WHAT YOU WILL DO:
Select the lines of the records containing the word "million" and list them.

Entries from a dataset

################

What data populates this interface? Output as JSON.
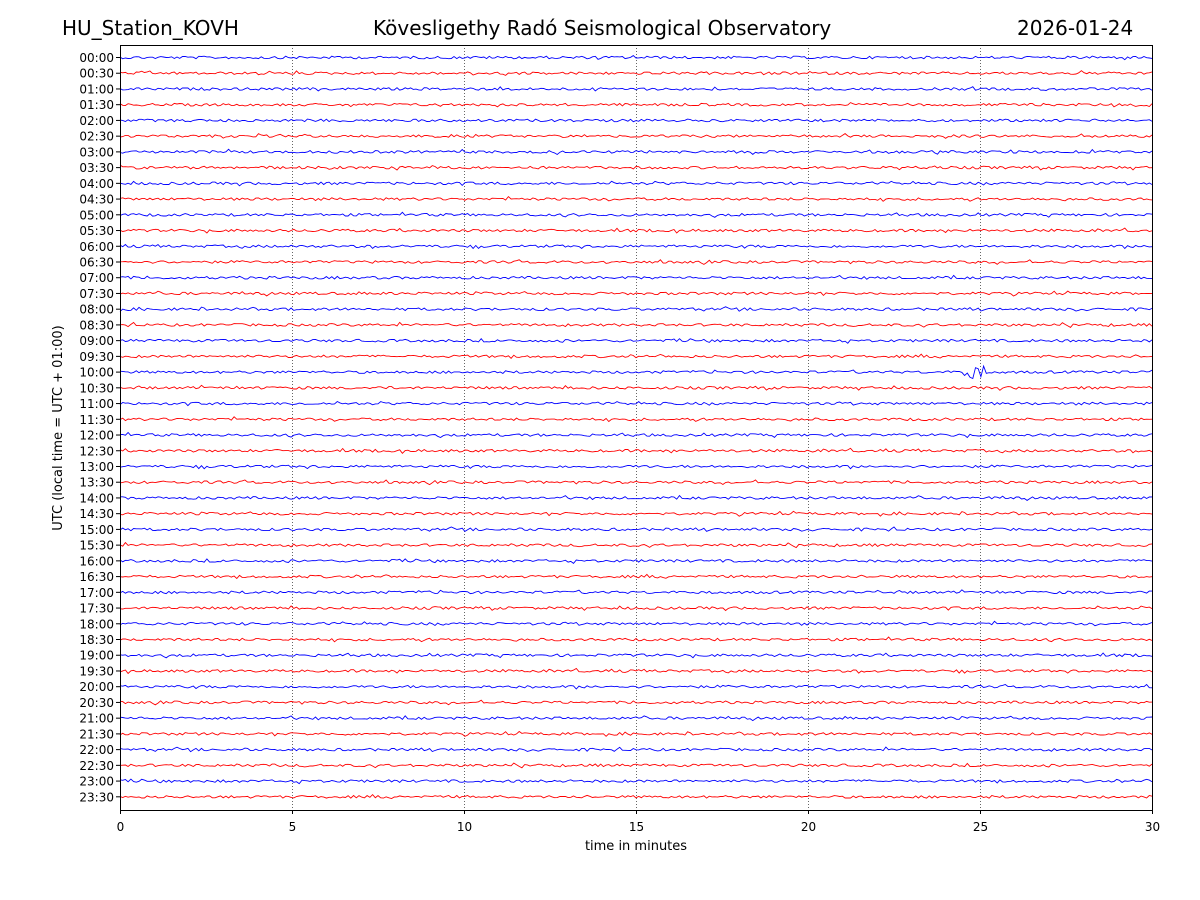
{
  "header": {
    "station": "HU_Station_KOVH",
    "title": "Kövesligethy Radó Seismological Observatory",
    "date": "2026-01-24"
  },
  "chart_data": {
    "type": "line",
    "title": "Kövesligethy Radó Seismological Observatory",
    "xlabel": "time in minutes",
    "ylabel": "UTC (local time = UTC + 01:00)",
    "xlim": [
      0,
      30
    ],
    "xticks": [
      0,
      5,
      10,
      15,
      20,
      25,
      30
    ],
    "grid": "vertical dotted lines at x ticks",
    "series_colors": [
      "#0000ff",
      "#ff0000"
    ],
    "rows": [
      "00:00",
      "00:30",
      "01:00",
      "01:30",
      "02:00",
      "02:30",
      "03:00",
      "03:30",
      "04:00",
      "04:30",
      "05:00",
      "05:30",
      "06:00",
      "06:30",
      "07:00",
      "07:30",
      "08:00",
      "08:30",
      "09:00",
      "09:30",
      "10:00",
      "10:30",
      "11:00",
      "11:30",
      "12:00",
      "12:30",
      "13:00",
      "13:30",
      "14:00",
      "14:30",
      "15:00",
      "15:30",
      "16:00",
      "16:30",
      "17:00",
      "17:30",
      "18:00",
      "18:30",
      "19:00",
      "19:30",
      "20:00",
      "20:30",
      "21:00",
      "21:30",
      "22:00",
      "22:30",
      "23:00",
      "23:30"
    ],
    "events": [
      {
        "row": "10:00",
        "minute": 24.8,
        "description": "spike"
      }
    ]
  }
}
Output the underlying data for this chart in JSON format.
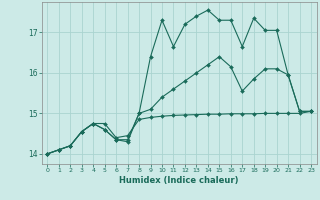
{
  "title": "",
  "xlabel": "Humidex (Indice chaleur)",
  "bg_color": "#cceae7",
  "grid_color": "#aad4d0",
  "line_color": "#1a6b5a",
  "xlim": [
    -0.5,
    23.5
  ],
  "ylim": [
    13.75,
    17.75
  ],
  "yticks": [
    14,
    15,
    16,
    17
  ],
  "xticks": [
    0,
    1,
    2,
    3,
    4,
    5,
    6,
    7,
    8,
    9,
    10,
    11,
    12,
    13,
    14,
    15,
    16,
    17,
    18,
    19,
    20,
    21,
    22,
    23
  ],
  "series1_x": [
    0,
    1,
    2,
    3,
    4,
    5,
    6,
    7,
    8,
    9,
    10,
    11,
    12,
    13,
    14,
    15,
    16,
    17,
    18,
    19,
    20,
    21,
    22,
    23
  ],
  "series1_y": [
    14.0,
    14.1,
    14.2,
    14.55,
    14.75,
    14.75,
    14.4,
    14.45,
    14.85,
    14.9,
    14.93,
    14.95,
    14.96,
    14.97,
    14.98,
    14.98,
    14.99,
    14.99,
    14.99,
    15.0,
    15.0,
    15.0,
    15.0,
    15.05
  ],
  "series2_x": [
    0,
    1,
    2,
    3,
    4,
    5,
    6,
    7,
    8,
    9,
    10,
    11,
    12,
    13,
    14,
    15,
    16,
    17,
    18,
    19,
    20,
    21,
    22,
    23
  ],
  "series2_y": [
    14.0,
    14.1,
    14.2,
    14.55,
    14.75,
    14.6,
    14.35,
    14.3,
    15.0,
    15.1,
    15.4,
    15.6,
    15.8,
    16.0,
    16.2,
    16.4,
    16.15,
    15.55,
    15.85,
    16.1,
    16.1,
    15.95,
    15.05,
    15.05
  ],
  "series3_x": [
    0,
    1,
    2,
    3,
    4,
    5,
    6,
    7,
    8,
    9,
    10,
    11,
    12,
    13,
    14,
    15,
    16,
    17,
    18,
    19,
    20,
    21,
    22,
    23
  ],
  "series3_y": [
    14.0,
    14.1,
    14.2,
    14.55,
    14.75,
    14.6,
    14.35,
    14.35,
    15.0,
    16.4,
    17.3,
    16.65,
    17.2,
    17.4,
    17.55,
    17.3,
    17.3,
    16.65,
    17.35,
    17.05,
    17.05,
    15.95,
    15.05,
    15.05
  ],
  "marker": "D",
  "markersize": 2.0,
  "linewidth": 0.8
}
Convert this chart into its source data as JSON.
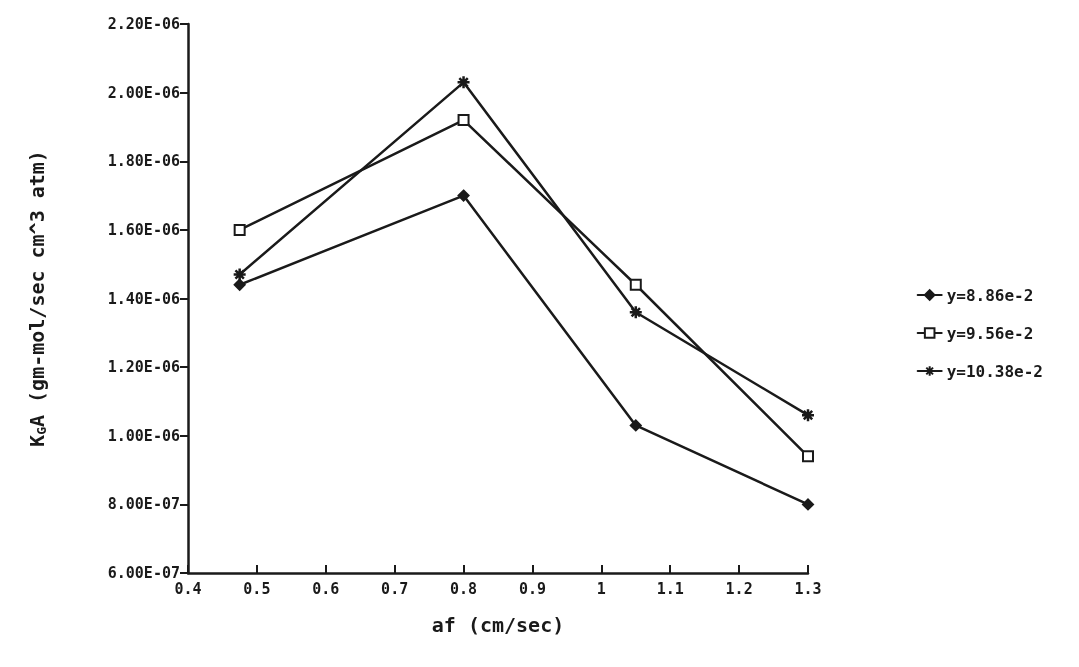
{
  "chart_data": {
    "type": "line",
    "xlabel": "af (cm/sec)",
    "ylabel": "K$_{G}$A (gm-mol/sec cm^3 atm)",
    "xlim": [
      0.4,
      1.3
    ],
    "xticks": [
      0.4,
      0.5,
      0.6,
      0.7,
      0.8,
      0.9,
      1,
      1.1,
      1.2,
      1.3
    ],
    "ylim": [
      6e-07,
      2.2e-06
    ],
    "yticks": [
      {
        "value": 6e-07,
        "label": "6.00E-07"
      },
      {
        "value": 8e-07,
        "label": "8.00E-07"
      },
      {
        "value": 1e-06,
        "label": "1.00E-06"
      },
      {
        "value": 1.2e-06,
        "label": "1.20E-06"
      },
      {
        "value": 1.4e-06,
        "label": "1.40E-06"
      },
      {
        "value": 1.6e-06,
        "label": "1.60E-06"
      },
      {
        "value": 1.8e-06,
        "label": "1.80E-06"
      },
      {
        "value": 2e-06,
        "label": "2.00E-06"
      },
      {
        "value": 2.2e-06,
        "label": "2.20E-06"
      }
    ],
    "x": [
      0.475,
      0.8,
      1.05,
      1.3
    ],
    "series": [
      {
        "name": "y=8.86e-2",
        "color": "#1a1a1a",
        "marker": "diamond",
        "values": [
          1.44e-06,
          1.7e-06,
          1.03e-06,
          8e-07
        ]
      },
      {
        "name": "y=9.56e-2",
        "color": "#1a1a1a",
        "marker": "square",
        "values": [
          1.6e-06,
          1.92e-06,
          1.44e-06,
          9.4e-07
        ]
      },
      {
        "name": "y=10.38e-2",
        "color": "#1a1a1a",
        "marker": "cross",
        "values": [
          1.47e-06,
          2.03e-06,
          1.36e-06,
          1.06e-06
        ]
      }
    ],
    "grid": false,
    "legend": "right",
    "line_style": "solid"
  }
}
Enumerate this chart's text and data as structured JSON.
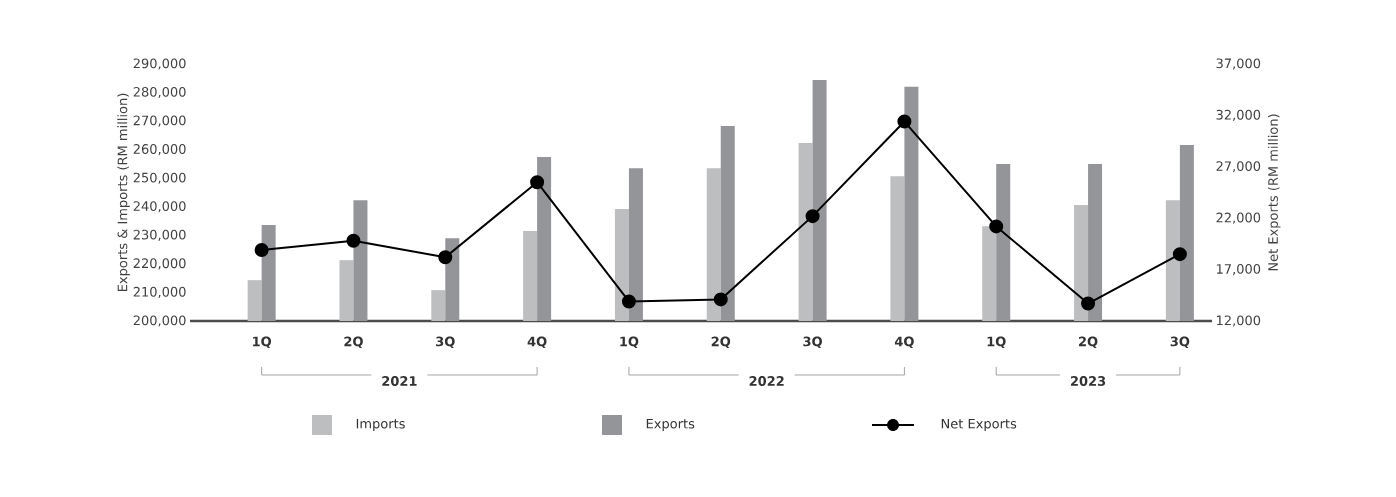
{
  "chart_data": {
    "type": "bar",
    "categories": [
      "1Q",
      "2Q",
      "3Q",
      "4Q",
      "1Q",
      "2Q",
      "3Q",
      "4Q",
      "1Q",
      "2Q",
      "3Q"
    ],
    "series": [
      {
        "name": "Imports",
        "color": "#bdbec0",
        "values": [
          214300,
          221300,
          210800,
          231500,
          239200,
          253500,
          262300,
          250700,
          233200,
          240600,
          242300
        ]
      },
      {
        "name": "Exports",
        "color": "#939598",
        "values": [
          233600,
          242300,
          229000,
          257400,
          253500,
          268300,
          284400,
          282000,
          255000,
          255000,
          261600
        ]
      },
      {
        "name": "Net Exports",
        "type": "line",
        "axis": "y2",
        "color": "#000000",
        "marker": "circle",
        "values": [
          18900,
          19800,
          18200,
          25500,
          13900,
          14100,
          22200,
          31400,
          21200,
          13700,
          18500
        ]
      }
    ],
    "ylim": [
      200000,
      290000
    ],
    "yticks": [
      {
        "value": 200000,
        "label": "200,000"
      },
      {
        "value": 210000,
        "label": "210,000"
      },
      {
        "value": 220000,
        "label": "220,000"
      },
      {
        "value": 230000,
        "label": "230,000"
      },
      {
        "value": 240000,
        "label": "240,000"
      },
      {
        "value": 250000,
        "label": "250,000"
      },
      {
        "value": 260000,
        "label": "260,000"
      },
      {
        "value": 270000,
        "label": "270,000"
      },
      {
        "value": 280000,
        "label": "280,000"
      },
      {
        "value": 290000,
        "label": "290,000"
      }
    ],
    "y2lim": [
      12000,
      37000
    ],
    "y2ticks": [
      {
        "value": 12000,
        "label": "12,000"
      },
      {
        "value": 17000,
        "label": "17,000"
      },
      {
        "value": 22000,
        "label": "22,000"
      },
      {
        "value": 27000,
        "label": "27,000"
      },
      {
        "value": 32000,
        "label": "32,000"
      },
      {
        "value": 37000,
        "label": "37,000"
      }
    ],
    "ylabel": "Exports & Imports (RM million)",
    "y2label": "Net Exports (RM million)",
    "annotations": [
      "2021",
      "2022",
      "2023"
    ],
    "legend": "bottom"
  }
}
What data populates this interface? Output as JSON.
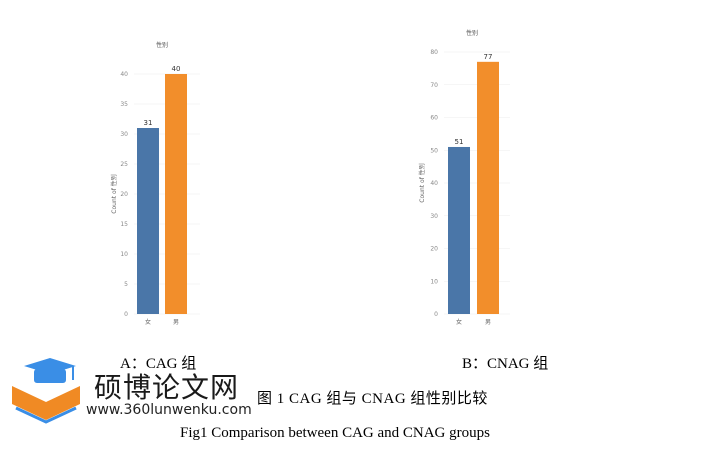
{
  "chart_data": [
    {
      "type": "bar",
      "title": "性别",
      "ylabel": "Count of 性别",
      "categories": [
        "女",
        "男"
      ],
      "values": [
        31,
        40
      ],
      "colors": [
        "#4a76a8",
        "#f28e2b"
      ],
      "ylim": [
        0,
        40
      ],
      "yticks": [
        0,
        5,
        10,
        15,
        20,
        25,
        30,
        35,
        40
      ],
      "grid": true
    },
    {
      "type": "bar",
      "title": "性别",
      "ylabel": "Count of 性别",
      "categories": [
        "女",
        "男"
      ],
      "values": [
        51,
        77
      ],
      "colors": [
        "#4a76a8",
        "#f28e2b"
      ],
      "ylim": [
        0,
        80
      ],
      "yticks": [
        0,
        10,
        20,
        30,
        40,
        50,
        60,
        70,
        80
      ],
      "grid": true
    }
  ],
  "captions": {
    "a": "A：CAG 组",
    "b": "B：CNAG 组",
    "fig_cn": "图 1 CAG 组与 CNAG 组性别比较",
    "fig_en": "Fig1 Comparison between CAG and CNAG groups"
  },
  "watermark": {
    "brand": "硕博论文网",
    "url": "www.360lunwenku.com",
    "colors": {
      "cap": "#3a8ee6",
      "book": "#f08a24"
    }
  }
}
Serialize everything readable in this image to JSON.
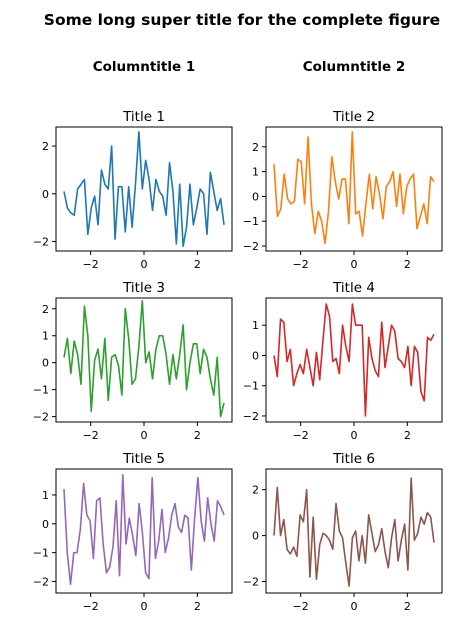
{
  "figure": {
    "suptitle": "Some long super title for the complete figure",
    "column_titles": [
      "Columntitle 1",
      "Columntitle 2"
    ]
  },
  "chart_data": [
    {
      "type": "line",
      "title": "Title 1",
      "color": "#1f77b4",
      "xlim": [
        -3.3,
        3.3
      ],
      "ylim": [
        -2.4,
        2.8
      ],
      "xticks": [
        -2,
        0,
        2
      ],
      "yticks": [
        -2,
        0,
        2
      ],
      "x_range": [
        -3.0,
        3.0
      ],
      "values": [
        0.1,
        -0.6,
        -0.8,
        -0.9,
        0.2,
        0.4,
        0.6,
        -1.7,
        -0.6,
        -0.1,
        -1.3,
        1.0,
        0.4,
        0.2,
        2.0,
        -1.9,
        0.3,
        0.3,
        -1.6,
        0.3,
        -1.4,
        0.4,
        2.6,
        0.2,
        1.4,
        0.6,
        -0.7,
        0.6,
        0.1,
        -0.1,
        -0.9,
        1.3,
        0.1,
        -2.1,
        0.4,
        -2.2,
        -1.4,
        0.4,
        -1.3,
        -0.6,
        0.2,
        0.0,
        -1.7,
        0.9,
        0.1,
        -0.7,
        -0.2,
        -1.3
      ]
    },
    {
      "type": "line",
      "title": "Title 2",
      "color": "#ff7f0e",
      "xlim": [
        -3.3,
        3.3
      ],
      "ylim": [
        -2.2,
        2.8
      ],
      "xticks": [
        -2,
        0,
        2
      ],
      "yticks": [
        -2,
        -1,
        0,
        1,
        2
      ],
      "x_range": [
        -3.0,
        3.0
      ],
      "values": [
        1.3,
        -0.8,
        -0.5,
        0.9,
        -0.1,
        -0.3,
        -0.2,
        1.5,
        1.4,
        -0.3,
        2.4,
        -0.3,
        -1.5,
        -0.6,
        -1.0,
        -1.9,
        -0.6,
        1.6,
        0.6,
        -0.1,
        0.7,
        0.7,
        -1.1,
        2.6,
        -0.7,
        -0.6,
        -1.6,
        -0.3,
        0.9,
        -0.5,
        0.8,
        0.1,
        -0.9,
        0.4,
        0.6,
        1.0,
        -0.4,
        0.9,
        -0.7,
        0.4,
        0.7,
        0.9,
        -1.3,
        -0.8,
        -0.3,
        -1.1,
        0.8,
        0.6
      ]
    },
    {
      "type": "line",
      "title": "Title 3",
      "color": "#2ca02c",
      "xlim": [
        -3.3,
        3.3
      ],
      "ylim": [
        -2.2,
        2.4
      ],
      "xticks": [
        -2,
        0,
        2
      ],
      "yticks": [
        -2,
        -1,
        0,
        1,
        2
      ],
      "x_range": [
        -3.0,
        3.0
      ],
      "values": [
        0.2,
        0.9,
        -0.4,
        0.8,
        0.3,
        -0.8,
        2.1,
        1.0,
        -1.8,
        0.1,
        0.5,
        -0.6,
        0.9,
        -1.4,
        0.2,
        0.3,
        -0.1,
        -1.2,
        2.0,
        0.9,
        -0.8,
        -0.6,
        0.6,
        2.3,
        0.0,
        0.4,
        -0.6,
        0.5,
        1.0,
        1.0,
        0.3,
        -0.8,
        0.3,
        -0.6,
        0.3,
        1.4,
        -1.0,
        0.0,
        0.7,
        0.7,
        -0.4,
        0.5,
        0.2,
        -0.6,
        -1.2,
        0.2,
        -2.0,
        -1.5
      ]
    },
    {
      "type": "line",
      "title": "Title 4",
      "color": "#d62728",
      "xlim": [
        -3.3,
        3.3
      ],
      "ylim": [
        -2.2,
        1.9
      ],
      "xticks": [
        -2,
        0,
        2
      ],
      "yticks": [
        -2,
        -1,
        0,
        1
      ],
      "x_range": [
        -3.0,
        3.0
      ],
      "values": [
        0.0,
        -0.7,
        1.2,
        1.1,
        -0.2,
        0.2,
        -1.0,
        -0.6,
        -0.3,
        -0.6,
        0.2,
        -0.4,
        -1.0,
        0.1,
        -0.8,
        0.5,
        1.7,
        1.3,
        -0.2,
        -0.1,
        -0.6,
        1.0,
        0.3,
        -0.2,
        1.7,
        1.0,
        1.0,
        1.0,
        -2.0,
        0.6,
        -0.1,
        -0.5,
        -0.7,
        1.1,
        -0.4,
        0.3,
        1.0,
        0.8,
        -0.1,
        -0.2,
        -0.4,
        0.3,
        -1.0,
        0.3,
        0.1,
        -1.2,
        -1.5,
        0.6,
        0.5,
        0.7
      ]
    },
    {
      "type": "line",
      "title": "Title 5",
      "color": "#9467bd",
      "xlim": [
        -3.3,
        3.3
      ],
      "ylim": [
        -2.4,
        1.9
      ],
      "xticks": [
        -2,
        0,
        2
      ],
      "yticks": [
        -2,
        -1,
        0,
        1
      ],
      "x_range": [
        -3.0,
        3.0
      ],
      "values": [
        1.2,
        -1.0,
        -2.1,
        -1.0,
        -1.0,
        -0.2,
        1.4,
        0.3,
        0.1,
        -1.2,
        0.8,
        0.9,
        -0.7,
        -1.7,
        -1.5,
        -0.8,
        0.8,
        -1.8,
        1.7,
        -0.7,
        0.2,
        -0.4,
        -1.1,
        0.7,
        -0.3,
        -1.7,
        -1.9,
        1.6,
        -1.2,
        -0.6,
        0.5,
        -1.0,
        -0.5,
        0.3,
        0.7,
        -0.1,
        -0.3,
        0.3,
        0.2,
        -1.6,
        0.2,
        1.6,
        0.1,
        -0.6,
        0.9,
        0.0,
        -0.6,
        0.8,
        0.6,
        0.3
      ]
    },
    {
      "type": "line",
      "title": "Title 6",
      "color": "#8c564b",
      "xlim": [
        -3.3,
        3.3
      ],
      "ylim": [
        -2.5,
        2.9
      ],
      "xticks": [
        -2,
        0,
        2
      ],
      "yticks": [
        -2,
        0,
        2
      ],
      "x_range": [
        -3.0,
        3.0
      ],
      "values": [
        0.0,
        2.1,
        0.0,
        0.7,
        -0.6,
        -0.8,
        -0.5,
        -0.9,
        0.9,
        0.6,
        2.0,
        -1.8,
        0.8,
        -1.9,
        -0.4,
        0.1,
        0.0,
        -0.2,
        -0.6,
        1.4,
        0.2,
        -0.1,
        -1.2,
        -2.2,
        -0.1,
        0.2,
        -1.1,
        0.0,
        -1.2,
        0.9,
        0.1,
        -0.7,
        -0.4,
        0.3,
        -0.7,
        -1.4,
        -0.1,
        0.7,
        -1.1,
        -0.2,
        0.5,
        -1.5,
        2.5,
        -0.2,
        0.1,
        0.8,
        0.5,
        1.0,
        0.8,
        -0.3
      ]
    }
  ]
}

################

CORRECT OUTPUT:
    "ylabel": "Exports & Imports (RM million)",
    "y2label": "Net Exports (RM million)",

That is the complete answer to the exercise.